[Start Material for this exercise]
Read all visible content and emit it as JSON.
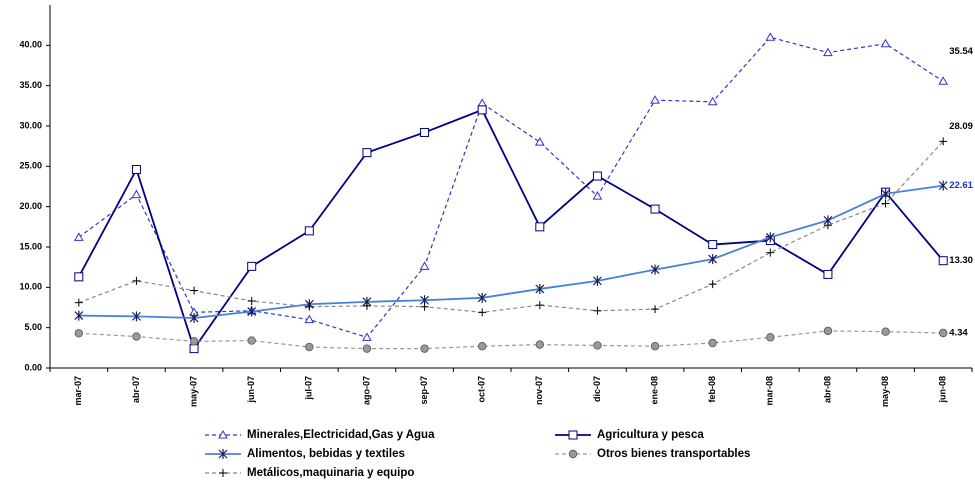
{
  "chart_data": {
    "type": "line",
    "categories": [
      "mar-07",
      "abr-07",
      "may-07",
      "jun-07",
      "jul-07",
      "ago-07",
      "sep-07",
      "oct-07",
      "nov-07",
      "dic-07",
      "ene-08",
      "feb-08",
      "mar-08",
      "abr-08",
      "may-08",
      "jun-08"
    ],
    "ylim": [
      0,
      45
    ],
    "yticks": [
      {
        "value": 0,
        "label": "0.00"
      },
      {
        "value": 5,
        "label": "5.00"
      },
      {
        "value": 10,
        "label": "10.00"
      },
      {
        "value": 15,
        "label": "15.00"
      },
      {
        "value": 20,
        "label": "20.00"
      },
      {
        "value": 25,
        "label": "25.00"
      },
      {
        "value": 30,
        "label": "30.00"
      },
      {
        "value": 35,
        "label": "35.00"
      },
      {
        "value": 40,
        "label": "40.00"
      }
    ],
    "grid": false,
    "legend": "bottom",
    "series": [
      {
        "name": "Minerales,Electricidad,Gas y Agua",
        "color": "#3333cc",
        "dash": true,
        "marker": "triangle",
        "label_color": "#000000",
        "values": [
          16.2,
          21.5,
          6.9,
          7.1,
          6.0,
          3.8,
          12.6,
          32.8,
          28.0,
          21.3,
          33.2,
          33.0,
          41.0,
          39.1,
          40.2,
          35.54
        ],
        "value_labels": [
          null,
          null,
          null,
          null,
          null,
          null,
          null,
          null,
          null,
          null,
          null,
          null,
          null,
          null,
          null,
          "35.54"
        ]
      },
      {
        "name": "Agricultura y pesca",
        "color": "#000080",
        "dash": false,
        "marker": "square",
        "label_color": "#000000",
        "values": [
          11.3,
          24.6,
          2.4,
          12.6,
          17.0,
          26.7,
          29.2,
          32.0,
          17.5,
          23.8,
          19.7,
          15.3,
          15.8,
          11.6,
          21.8,
          13.3
        ],
        "value_labels": [
          null,
          null,
          null,
          null,
          null,
          null,
          null,
          null,
          null,
          null,
          null,
          null,
          null,
          null,
          null,
          "13.30"
        ]
      },
      {
        "name": "Alimentos, bebidas y textiles",
        "color": "#4a7fd8",
        "dash": false,
        "marker": "star",
        "label_color": "#2233cc",
        "values": [
          6.5,
          6.4,
          6.2,
          7.0,
          7.9,
          8.2,
          8.4,
          8.7,
          9.8,
          10.8,
          12.2,
          13.5,
          16.2,
          18.3,
          21.6,
          22.61
        ],
        "value_labels": [
          null,
          null,
          null,
          null,
          null,
          null,
          null,
          null,
          null,
          null,
          null,
          null,
          null,
          null,
          null,
          "22.61"
        ]
      },
      {
        "name": "Otros bienes transportables",
        "color": "#999999",
        "dash": true,
        "marker": "circle",
        "label_color": "#000000",
        "values": [
          4.3,
          3.9,
          3.3,
          3.4,
          2.6,
          2.4,
          2.4,
          2.7,
          2.9,
          2.8,
          2.7,
          3.1,
          3.8,
          4.6,
          4.5,
          4.34
        ],
        "value_labels": [
          null,
          null,
          null,
          null,
          null,
          null,
          null,
          null,
          null,
          null,
          null,
          null,
          null,
          null,
          null,
          "4.34"
        ]
      },
      {
        "name": "Metálicos,maquinaria y equipo",
        "color": "#888888",
        "dash": true,
        "marker": "plus",
        "label_color": "#000000",
        "values": [
          8.1,
          10.8,
          9.6,
          8.3,
          7.6,
          7.7,
          7.6,
          6.9,
          7.8,
          7.1,
          7.3,
          10.4,
          14.3,
          17.7,
          20.4,
          28.09
        ],
        "value_labels": [
          null,
          null,
          null,
          null,
          null,
          null,
          null,
          null,
          null,
          null,
          null,
          null,
          null,
          null,
          null,
          "28.09"
        ]
      }
    ]
  }
}
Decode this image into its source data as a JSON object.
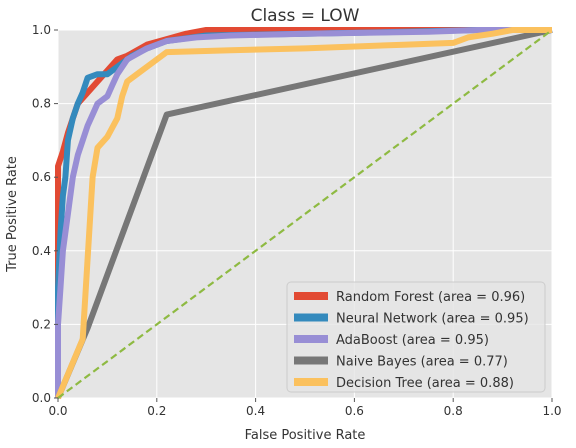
[End Material for this exercise]
* Short task:
Which lines contain "JSON"? Show each of them.

* Exercise result:
Read all visible content and emit it as JSON.
Decode this image into its source data as a JSON object.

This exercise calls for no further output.